[Entries taken from a collection]
++++

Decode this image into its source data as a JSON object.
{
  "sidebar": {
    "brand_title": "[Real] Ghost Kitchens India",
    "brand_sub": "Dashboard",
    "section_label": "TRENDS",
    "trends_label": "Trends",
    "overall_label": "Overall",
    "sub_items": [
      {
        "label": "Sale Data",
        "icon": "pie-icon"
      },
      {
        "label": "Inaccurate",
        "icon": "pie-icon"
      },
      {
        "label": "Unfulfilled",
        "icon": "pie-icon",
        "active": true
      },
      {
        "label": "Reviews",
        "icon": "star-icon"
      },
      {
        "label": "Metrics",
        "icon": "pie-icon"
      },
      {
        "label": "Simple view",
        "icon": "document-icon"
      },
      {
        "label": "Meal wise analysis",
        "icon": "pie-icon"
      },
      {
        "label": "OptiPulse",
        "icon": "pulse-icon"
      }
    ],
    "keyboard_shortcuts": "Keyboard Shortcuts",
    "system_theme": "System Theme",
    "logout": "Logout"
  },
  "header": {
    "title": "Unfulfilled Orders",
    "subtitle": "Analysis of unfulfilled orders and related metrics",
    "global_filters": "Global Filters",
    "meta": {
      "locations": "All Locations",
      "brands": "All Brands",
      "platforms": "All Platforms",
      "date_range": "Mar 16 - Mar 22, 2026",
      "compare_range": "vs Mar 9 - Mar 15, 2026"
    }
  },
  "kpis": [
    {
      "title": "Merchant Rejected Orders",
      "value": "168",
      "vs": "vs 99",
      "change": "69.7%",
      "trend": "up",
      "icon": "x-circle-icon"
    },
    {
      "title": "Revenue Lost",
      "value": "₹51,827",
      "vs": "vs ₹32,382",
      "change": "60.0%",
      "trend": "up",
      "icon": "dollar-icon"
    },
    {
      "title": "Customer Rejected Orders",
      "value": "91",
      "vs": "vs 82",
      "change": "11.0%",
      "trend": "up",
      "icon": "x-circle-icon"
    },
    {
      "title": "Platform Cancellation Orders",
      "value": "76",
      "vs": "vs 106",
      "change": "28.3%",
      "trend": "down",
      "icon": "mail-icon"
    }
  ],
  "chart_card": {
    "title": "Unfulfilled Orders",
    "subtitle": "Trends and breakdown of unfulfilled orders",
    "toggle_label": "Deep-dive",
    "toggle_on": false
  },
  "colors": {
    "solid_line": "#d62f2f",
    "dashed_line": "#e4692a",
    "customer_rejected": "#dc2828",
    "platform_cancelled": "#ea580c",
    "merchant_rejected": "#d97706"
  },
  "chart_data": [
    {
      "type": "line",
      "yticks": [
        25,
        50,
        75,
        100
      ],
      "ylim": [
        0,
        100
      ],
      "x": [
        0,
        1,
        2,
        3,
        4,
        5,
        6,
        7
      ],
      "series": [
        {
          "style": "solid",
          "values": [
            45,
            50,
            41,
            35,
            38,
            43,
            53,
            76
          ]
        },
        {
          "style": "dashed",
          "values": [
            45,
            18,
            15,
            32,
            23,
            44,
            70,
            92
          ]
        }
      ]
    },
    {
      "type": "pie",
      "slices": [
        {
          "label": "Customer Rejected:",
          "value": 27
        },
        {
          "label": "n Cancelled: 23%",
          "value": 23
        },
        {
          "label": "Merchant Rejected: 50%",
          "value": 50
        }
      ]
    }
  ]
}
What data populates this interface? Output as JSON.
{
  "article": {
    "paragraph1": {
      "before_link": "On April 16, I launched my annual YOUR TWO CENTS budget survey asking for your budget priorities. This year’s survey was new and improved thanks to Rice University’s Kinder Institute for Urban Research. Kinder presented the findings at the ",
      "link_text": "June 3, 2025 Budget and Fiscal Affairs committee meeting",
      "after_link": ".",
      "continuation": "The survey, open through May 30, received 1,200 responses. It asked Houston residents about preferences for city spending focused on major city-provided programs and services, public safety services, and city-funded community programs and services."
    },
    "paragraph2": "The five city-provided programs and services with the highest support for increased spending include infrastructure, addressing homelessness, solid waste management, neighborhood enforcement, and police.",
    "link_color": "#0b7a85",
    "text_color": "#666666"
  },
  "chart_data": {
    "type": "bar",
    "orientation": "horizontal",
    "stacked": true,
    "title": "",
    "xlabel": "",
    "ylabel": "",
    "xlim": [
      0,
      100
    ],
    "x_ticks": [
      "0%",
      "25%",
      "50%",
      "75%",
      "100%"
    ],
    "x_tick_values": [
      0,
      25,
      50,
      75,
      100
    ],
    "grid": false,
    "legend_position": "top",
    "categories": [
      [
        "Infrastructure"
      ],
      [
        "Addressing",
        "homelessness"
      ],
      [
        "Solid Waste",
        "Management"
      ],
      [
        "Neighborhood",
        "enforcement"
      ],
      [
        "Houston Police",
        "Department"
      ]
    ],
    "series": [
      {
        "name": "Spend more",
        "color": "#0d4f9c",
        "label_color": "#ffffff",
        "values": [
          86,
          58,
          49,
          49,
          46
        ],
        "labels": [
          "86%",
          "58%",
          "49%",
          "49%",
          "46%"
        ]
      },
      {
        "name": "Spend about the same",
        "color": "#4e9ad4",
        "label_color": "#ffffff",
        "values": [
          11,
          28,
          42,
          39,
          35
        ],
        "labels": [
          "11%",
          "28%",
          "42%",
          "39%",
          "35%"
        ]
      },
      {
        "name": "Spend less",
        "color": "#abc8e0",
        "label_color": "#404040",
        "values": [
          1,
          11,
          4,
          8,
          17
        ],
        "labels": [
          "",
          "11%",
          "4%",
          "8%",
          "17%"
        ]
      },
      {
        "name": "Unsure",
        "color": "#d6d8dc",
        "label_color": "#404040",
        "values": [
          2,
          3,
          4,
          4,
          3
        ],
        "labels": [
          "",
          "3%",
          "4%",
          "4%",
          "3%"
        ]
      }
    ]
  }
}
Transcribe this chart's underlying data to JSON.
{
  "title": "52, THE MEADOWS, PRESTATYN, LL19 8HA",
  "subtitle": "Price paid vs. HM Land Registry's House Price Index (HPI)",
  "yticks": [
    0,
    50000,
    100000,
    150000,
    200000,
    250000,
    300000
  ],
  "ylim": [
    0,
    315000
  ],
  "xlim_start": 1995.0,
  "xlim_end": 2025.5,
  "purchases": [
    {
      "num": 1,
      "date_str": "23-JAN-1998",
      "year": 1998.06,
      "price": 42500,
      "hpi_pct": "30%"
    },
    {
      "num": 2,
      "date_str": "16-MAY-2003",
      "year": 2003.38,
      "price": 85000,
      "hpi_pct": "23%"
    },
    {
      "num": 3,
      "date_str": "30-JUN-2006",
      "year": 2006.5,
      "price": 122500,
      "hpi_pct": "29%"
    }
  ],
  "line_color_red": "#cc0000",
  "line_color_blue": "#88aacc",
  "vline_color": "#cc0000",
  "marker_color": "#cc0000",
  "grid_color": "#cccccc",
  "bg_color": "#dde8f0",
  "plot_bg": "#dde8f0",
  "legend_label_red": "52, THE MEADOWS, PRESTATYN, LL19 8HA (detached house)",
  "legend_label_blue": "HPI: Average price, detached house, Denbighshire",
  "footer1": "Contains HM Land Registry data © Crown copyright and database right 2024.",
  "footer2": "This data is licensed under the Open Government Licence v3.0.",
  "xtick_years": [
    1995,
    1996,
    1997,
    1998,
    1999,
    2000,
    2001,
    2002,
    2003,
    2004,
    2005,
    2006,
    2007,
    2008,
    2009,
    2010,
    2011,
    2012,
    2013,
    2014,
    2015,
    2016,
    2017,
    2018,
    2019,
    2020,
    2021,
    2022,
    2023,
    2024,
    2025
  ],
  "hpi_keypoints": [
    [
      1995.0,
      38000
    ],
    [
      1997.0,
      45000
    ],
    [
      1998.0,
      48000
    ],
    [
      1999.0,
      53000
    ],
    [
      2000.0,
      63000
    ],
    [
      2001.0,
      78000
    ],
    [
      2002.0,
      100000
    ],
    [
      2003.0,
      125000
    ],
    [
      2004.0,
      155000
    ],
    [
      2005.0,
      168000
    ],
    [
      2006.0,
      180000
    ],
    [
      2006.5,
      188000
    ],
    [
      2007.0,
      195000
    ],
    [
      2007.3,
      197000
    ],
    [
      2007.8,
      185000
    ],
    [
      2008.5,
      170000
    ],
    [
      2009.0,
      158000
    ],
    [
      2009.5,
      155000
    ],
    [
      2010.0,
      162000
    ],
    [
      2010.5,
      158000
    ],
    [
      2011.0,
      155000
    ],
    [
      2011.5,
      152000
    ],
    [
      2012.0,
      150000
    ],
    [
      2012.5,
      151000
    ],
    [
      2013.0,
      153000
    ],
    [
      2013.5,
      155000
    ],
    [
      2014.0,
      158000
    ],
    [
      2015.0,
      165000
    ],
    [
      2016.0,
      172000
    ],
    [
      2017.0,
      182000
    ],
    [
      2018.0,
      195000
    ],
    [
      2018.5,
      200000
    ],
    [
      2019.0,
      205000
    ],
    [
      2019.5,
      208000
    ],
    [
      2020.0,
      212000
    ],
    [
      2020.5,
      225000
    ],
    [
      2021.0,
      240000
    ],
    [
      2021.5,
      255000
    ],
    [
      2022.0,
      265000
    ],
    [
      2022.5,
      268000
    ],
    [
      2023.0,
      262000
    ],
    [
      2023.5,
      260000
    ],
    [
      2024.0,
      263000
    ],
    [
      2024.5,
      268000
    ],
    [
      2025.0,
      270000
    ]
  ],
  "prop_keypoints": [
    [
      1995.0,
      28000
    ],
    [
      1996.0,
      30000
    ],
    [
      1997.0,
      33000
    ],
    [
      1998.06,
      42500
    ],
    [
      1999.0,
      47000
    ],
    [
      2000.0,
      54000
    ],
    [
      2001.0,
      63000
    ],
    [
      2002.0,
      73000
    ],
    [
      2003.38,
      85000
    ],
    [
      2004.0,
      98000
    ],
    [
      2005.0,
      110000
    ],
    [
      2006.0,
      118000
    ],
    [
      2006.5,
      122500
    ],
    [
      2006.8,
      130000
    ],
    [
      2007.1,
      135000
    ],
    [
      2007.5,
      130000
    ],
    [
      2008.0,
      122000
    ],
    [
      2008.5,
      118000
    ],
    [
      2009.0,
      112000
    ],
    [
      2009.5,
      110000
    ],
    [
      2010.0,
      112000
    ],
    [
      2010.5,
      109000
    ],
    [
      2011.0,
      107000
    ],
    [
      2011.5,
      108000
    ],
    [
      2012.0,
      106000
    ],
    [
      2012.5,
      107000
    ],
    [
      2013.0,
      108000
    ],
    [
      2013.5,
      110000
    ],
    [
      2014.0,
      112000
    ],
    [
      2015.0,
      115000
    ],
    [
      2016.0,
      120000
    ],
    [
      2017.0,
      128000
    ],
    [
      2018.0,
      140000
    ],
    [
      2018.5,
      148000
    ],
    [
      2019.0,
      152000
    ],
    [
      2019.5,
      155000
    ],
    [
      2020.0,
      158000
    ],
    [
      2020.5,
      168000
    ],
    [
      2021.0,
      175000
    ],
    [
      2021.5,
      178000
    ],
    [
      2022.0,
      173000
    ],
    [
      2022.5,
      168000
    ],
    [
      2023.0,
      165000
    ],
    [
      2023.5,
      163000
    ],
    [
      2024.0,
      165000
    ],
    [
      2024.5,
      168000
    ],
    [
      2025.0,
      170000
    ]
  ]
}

++++

Copy each line of the data above that holds "about".

      "continuation": "The survey, open through May 30, received 1,200 responses. It asked Houston residents about preferences for city spending focused on major city-provided programs and services, public safety services, and city-funded community programs and services."
        "name": "Spend about the same",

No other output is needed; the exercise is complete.